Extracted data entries
+ + + + + + +
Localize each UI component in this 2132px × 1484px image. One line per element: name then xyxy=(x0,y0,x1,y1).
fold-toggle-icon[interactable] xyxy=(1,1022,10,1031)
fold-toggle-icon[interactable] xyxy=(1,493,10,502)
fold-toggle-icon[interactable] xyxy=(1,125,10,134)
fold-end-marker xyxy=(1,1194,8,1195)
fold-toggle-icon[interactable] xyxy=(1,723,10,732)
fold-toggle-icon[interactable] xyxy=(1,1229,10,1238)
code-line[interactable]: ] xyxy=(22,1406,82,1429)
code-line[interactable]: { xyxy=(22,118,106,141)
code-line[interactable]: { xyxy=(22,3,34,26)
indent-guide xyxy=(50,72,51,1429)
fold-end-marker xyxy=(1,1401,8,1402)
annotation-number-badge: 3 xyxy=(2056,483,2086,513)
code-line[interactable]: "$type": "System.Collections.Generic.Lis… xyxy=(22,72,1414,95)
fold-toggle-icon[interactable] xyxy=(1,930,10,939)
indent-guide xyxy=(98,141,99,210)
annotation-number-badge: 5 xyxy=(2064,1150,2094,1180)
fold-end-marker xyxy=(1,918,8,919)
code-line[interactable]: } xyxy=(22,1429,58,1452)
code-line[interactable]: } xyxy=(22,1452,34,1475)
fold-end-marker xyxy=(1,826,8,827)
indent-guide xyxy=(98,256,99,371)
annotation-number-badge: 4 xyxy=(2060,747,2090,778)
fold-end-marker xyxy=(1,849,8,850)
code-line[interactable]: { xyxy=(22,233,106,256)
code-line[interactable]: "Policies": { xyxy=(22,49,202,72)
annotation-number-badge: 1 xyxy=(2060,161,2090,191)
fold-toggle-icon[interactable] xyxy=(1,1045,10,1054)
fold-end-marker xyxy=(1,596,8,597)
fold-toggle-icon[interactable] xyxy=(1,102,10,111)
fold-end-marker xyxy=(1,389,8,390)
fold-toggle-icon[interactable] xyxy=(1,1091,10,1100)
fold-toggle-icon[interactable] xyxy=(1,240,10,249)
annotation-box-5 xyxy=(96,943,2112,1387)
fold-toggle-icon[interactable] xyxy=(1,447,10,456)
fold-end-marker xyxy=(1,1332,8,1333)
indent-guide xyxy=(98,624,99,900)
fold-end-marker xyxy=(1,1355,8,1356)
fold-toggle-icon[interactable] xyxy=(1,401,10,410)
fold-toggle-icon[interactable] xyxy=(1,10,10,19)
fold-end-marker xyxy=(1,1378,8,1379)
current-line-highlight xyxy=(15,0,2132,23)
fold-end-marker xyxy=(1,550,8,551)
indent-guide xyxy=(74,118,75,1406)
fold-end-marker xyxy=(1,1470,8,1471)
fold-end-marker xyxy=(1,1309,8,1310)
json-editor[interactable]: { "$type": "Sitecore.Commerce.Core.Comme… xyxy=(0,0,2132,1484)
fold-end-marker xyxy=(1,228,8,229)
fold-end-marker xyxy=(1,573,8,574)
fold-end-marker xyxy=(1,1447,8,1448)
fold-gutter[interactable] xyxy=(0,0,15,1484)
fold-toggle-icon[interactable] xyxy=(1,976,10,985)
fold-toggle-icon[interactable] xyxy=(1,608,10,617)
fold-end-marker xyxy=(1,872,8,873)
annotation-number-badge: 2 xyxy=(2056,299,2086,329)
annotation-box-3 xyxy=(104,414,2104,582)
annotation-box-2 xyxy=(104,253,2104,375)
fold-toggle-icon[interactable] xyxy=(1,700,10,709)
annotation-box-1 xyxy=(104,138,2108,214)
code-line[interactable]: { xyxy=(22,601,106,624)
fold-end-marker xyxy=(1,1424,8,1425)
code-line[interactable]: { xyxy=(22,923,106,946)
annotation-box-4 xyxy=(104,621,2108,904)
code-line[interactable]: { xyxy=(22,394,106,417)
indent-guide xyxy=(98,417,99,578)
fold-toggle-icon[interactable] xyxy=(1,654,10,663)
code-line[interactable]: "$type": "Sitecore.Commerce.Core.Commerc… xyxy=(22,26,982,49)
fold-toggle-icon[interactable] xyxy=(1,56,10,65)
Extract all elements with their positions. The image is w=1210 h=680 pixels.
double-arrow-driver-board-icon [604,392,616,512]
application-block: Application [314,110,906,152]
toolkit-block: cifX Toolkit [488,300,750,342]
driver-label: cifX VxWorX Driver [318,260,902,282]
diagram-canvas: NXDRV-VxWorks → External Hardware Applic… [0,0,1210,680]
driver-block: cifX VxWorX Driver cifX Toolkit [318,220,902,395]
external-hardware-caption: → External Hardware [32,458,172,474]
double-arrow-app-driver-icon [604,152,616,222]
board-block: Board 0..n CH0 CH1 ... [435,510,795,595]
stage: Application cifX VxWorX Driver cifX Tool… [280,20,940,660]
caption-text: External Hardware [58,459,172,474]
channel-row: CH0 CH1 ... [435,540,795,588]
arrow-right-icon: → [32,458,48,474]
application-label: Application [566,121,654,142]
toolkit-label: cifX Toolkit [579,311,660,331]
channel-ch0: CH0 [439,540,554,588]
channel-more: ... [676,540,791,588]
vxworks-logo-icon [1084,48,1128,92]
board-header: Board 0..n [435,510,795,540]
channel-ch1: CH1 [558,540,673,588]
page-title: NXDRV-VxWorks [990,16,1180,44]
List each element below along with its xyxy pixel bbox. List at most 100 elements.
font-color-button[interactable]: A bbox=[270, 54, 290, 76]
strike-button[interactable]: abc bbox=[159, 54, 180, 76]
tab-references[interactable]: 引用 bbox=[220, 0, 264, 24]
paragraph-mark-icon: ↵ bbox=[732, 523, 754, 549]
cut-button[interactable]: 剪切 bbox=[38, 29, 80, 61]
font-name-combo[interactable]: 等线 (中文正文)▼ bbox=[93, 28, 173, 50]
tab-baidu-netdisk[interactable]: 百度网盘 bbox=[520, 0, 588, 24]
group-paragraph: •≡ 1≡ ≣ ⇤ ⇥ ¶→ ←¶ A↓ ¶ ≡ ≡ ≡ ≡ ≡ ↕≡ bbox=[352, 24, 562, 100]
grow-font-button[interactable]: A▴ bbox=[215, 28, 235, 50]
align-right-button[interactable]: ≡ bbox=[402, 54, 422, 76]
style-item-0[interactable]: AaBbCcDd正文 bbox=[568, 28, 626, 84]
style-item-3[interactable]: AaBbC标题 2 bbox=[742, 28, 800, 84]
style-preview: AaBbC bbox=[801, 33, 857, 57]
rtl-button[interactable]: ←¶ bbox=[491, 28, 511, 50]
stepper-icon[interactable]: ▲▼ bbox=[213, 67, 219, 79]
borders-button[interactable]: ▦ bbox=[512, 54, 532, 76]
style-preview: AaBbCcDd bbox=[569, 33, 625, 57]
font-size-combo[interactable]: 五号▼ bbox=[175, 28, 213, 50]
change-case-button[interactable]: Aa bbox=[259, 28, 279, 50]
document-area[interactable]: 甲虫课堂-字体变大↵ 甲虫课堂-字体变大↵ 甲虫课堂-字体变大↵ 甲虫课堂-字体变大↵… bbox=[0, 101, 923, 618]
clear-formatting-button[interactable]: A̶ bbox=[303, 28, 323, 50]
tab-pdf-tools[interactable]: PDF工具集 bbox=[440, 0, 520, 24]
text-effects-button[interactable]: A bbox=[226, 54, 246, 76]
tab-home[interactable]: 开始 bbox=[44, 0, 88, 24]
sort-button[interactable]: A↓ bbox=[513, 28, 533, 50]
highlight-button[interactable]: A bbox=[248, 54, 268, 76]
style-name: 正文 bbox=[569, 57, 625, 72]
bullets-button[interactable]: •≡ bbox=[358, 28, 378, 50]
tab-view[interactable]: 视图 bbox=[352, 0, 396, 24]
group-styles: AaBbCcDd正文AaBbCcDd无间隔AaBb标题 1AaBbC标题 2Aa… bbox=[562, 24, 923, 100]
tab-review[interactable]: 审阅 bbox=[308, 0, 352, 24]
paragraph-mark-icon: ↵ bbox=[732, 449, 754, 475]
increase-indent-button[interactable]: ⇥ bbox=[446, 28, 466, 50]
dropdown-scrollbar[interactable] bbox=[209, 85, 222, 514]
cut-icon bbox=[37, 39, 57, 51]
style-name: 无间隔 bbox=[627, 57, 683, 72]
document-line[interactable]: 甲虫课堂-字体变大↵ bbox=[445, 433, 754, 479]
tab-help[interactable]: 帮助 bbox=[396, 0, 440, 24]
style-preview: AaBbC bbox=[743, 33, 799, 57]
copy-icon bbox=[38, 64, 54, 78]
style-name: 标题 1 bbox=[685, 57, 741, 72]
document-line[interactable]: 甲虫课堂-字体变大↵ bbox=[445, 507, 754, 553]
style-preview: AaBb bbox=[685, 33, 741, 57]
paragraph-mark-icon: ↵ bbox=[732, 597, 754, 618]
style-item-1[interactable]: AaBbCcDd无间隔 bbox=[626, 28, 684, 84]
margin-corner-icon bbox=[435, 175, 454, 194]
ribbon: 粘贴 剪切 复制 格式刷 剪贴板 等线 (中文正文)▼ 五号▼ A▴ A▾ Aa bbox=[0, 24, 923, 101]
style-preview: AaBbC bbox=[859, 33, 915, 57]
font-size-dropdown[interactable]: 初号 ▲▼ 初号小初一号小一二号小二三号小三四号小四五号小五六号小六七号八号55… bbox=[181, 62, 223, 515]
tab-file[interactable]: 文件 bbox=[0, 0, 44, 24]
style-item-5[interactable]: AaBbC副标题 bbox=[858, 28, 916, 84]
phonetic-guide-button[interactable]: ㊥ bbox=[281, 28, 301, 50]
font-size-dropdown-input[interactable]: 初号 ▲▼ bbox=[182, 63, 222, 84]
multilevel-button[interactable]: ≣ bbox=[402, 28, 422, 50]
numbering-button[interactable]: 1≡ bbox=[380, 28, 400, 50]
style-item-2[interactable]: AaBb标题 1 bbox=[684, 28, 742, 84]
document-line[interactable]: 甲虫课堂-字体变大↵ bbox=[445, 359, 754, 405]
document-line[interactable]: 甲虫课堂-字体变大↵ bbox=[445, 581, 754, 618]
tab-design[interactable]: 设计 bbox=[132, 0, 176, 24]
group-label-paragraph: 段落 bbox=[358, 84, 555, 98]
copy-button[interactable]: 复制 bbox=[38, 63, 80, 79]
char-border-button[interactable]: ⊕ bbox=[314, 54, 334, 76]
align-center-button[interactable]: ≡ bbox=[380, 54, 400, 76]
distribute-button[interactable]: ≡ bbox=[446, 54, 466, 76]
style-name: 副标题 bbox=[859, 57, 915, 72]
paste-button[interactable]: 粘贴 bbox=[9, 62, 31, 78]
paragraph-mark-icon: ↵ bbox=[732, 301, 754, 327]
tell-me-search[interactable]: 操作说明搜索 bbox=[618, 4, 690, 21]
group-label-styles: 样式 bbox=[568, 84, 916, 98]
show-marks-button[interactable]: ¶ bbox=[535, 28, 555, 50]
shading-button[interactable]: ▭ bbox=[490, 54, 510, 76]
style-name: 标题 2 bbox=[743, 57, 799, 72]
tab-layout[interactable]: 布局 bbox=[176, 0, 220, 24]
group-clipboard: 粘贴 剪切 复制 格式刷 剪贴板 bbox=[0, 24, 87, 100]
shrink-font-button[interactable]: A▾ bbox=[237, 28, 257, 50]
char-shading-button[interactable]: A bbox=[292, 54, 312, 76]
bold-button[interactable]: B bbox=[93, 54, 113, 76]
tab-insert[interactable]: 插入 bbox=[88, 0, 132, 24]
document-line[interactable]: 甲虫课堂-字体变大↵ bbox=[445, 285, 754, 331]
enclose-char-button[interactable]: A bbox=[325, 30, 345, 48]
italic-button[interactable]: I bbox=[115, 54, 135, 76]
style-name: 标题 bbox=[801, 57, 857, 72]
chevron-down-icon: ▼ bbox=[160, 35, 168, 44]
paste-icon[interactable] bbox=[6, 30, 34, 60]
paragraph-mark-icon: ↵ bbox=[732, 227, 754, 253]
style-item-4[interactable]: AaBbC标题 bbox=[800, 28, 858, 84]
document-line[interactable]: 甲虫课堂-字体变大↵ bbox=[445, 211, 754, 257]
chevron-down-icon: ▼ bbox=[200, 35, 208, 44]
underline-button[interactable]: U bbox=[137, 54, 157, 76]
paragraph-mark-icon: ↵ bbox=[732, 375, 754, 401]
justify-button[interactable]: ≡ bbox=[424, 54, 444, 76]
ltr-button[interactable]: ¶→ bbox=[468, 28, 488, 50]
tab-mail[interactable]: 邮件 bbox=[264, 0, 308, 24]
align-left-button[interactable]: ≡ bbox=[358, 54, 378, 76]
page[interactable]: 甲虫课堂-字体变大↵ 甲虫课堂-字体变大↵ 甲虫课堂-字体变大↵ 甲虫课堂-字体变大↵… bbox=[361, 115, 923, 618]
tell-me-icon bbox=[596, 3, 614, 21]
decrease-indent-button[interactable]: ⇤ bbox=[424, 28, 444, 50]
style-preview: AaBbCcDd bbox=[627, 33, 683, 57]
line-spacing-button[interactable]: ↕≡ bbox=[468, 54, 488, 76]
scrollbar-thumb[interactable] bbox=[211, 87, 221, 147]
+ + + + + + +
■ Given instruction
Copy the rows word for word, beginning with the first line and stopping after the line that contains "fold-toggle-icon[interactable] xyxy=(1,723,10,732)".

■ Answer to the task
Localize each UI component in this 2132px × 1484px image. One line per element: name then xyxy=(x0,y0,x1,y1).
fold-toggle-icon[interactable] xyxy=(1,1022,10,1031)
fold-toggle-icon[interactable] xyxy=(1,493,10,502)
fold-toggle-icon[interactable] xyxy=(1,125,10,134)
fold-end-marker xyxy=(1,1194,8,1195)
fold-toggle-icon[interactable] xyxy=(1,723,10,732)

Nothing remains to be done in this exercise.